__GIVEN ENTRIES__.
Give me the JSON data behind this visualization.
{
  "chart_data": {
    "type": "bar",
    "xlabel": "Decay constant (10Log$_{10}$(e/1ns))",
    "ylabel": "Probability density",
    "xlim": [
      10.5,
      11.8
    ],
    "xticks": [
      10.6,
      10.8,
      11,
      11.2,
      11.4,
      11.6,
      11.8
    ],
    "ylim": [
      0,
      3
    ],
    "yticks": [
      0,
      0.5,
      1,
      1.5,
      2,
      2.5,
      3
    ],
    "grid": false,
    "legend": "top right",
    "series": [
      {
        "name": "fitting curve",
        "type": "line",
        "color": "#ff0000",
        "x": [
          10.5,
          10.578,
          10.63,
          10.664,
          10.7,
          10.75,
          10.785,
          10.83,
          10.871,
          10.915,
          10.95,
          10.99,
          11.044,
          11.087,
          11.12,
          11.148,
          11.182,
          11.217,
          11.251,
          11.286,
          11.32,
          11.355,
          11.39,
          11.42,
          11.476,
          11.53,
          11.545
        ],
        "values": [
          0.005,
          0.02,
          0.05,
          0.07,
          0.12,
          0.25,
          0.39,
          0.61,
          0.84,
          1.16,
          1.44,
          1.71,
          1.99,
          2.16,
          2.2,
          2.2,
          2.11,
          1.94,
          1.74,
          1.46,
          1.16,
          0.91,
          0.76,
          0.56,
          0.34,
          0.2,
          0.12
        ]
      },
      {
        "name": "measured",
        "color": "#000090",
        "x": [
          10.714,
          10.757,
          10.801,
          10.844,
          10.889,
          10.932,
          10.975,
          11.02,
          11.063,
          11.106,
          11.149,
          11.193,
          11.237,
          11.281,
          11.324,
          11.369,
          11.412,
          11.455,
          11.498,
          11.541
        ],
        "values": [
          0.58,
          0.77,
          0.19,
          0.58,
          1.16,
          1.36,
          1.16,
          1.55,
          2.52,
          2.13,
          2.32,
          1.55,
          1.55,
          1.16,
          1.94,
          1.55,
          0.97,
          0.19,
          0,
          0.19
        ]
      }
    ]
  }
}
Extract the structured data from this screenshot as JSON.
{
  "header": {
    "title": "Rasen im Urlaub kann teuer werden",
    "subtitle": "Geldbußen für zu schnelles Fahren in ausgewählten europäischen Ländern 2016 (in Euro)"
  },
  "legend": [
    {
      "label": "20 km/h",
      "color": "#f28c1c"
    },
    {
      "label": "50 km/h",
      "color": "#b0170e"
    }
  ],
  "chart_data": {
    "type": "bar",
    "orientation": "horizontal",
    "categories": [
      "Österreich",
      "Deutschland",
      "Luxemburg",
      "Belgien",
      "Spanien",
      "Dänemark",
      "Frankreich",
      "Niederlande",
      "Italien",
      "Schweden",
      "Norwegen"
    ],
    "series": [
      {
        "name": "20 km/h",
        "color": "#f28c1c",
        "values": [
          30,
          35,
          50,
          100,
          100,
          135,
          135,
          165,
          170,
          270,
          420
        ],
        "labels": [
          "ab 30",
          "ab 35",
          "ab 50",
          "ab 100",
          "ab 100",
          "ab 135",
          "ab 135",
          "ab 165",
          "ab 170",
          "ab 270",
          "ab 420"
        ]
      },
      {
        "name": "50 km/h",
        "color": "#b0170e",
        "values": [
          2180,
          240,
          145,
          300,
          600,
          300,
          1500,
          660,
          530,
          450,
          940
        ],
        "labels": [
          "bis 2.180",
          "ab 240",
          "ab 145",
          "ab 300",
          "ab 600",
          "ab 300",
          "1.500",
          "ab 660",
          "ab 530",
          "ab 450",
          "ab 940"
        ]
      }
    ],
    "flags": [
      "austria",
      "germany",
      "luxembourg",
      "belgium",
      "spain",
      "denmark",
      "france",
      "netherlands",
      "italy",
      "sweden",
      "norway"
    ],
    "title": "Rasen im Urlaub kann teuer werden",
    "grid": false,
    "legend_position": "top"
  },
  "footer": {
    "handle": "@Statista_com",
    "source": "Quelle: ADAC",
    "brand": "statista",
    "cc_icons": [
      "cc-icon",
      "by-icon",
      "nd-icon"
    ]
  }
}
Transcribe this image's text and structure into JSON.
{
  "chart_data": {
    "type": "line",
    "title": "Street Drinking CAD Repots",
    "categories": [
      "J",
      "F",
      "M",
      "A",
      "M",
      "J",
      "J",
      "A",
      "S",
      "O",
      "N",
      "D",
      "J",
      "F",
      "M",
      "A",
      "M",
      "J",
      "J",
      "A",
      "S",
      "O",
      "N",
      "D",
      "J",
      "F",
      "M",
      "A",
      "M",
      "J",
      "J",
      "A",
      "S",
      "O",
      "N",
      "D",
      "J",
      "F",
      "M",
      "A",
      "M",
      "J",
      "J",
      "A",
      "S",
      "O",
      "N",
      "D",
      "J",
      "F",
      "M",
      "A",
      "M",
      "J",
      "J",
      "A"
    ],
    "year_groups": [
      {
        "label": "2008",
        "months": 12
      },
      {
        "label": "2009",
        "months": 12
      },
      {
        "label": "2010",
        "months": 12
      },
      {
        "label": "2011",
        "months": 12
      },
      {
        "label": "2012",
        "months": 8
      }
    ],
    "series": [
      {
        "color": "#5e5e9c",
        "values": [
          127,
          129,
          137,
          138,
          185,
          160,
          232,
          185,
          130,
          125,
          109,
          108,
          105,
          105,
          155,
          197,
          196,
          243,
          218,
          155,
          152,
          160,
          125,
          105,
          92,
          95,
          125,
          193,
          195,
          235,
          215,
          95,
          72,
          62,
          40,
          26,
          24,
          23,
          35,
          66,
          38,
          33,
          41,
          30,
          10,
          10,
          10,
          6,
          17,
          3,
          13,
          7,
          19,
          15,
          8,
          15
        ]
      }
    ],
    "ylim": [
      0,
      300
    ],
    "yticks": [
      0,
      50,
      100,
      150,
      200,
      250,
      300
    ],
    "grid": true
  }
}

__REQUIREMENT__. Look through the records above and report how many lines hold the word "type", giving only the number.

__TASK SOLUTION__. 4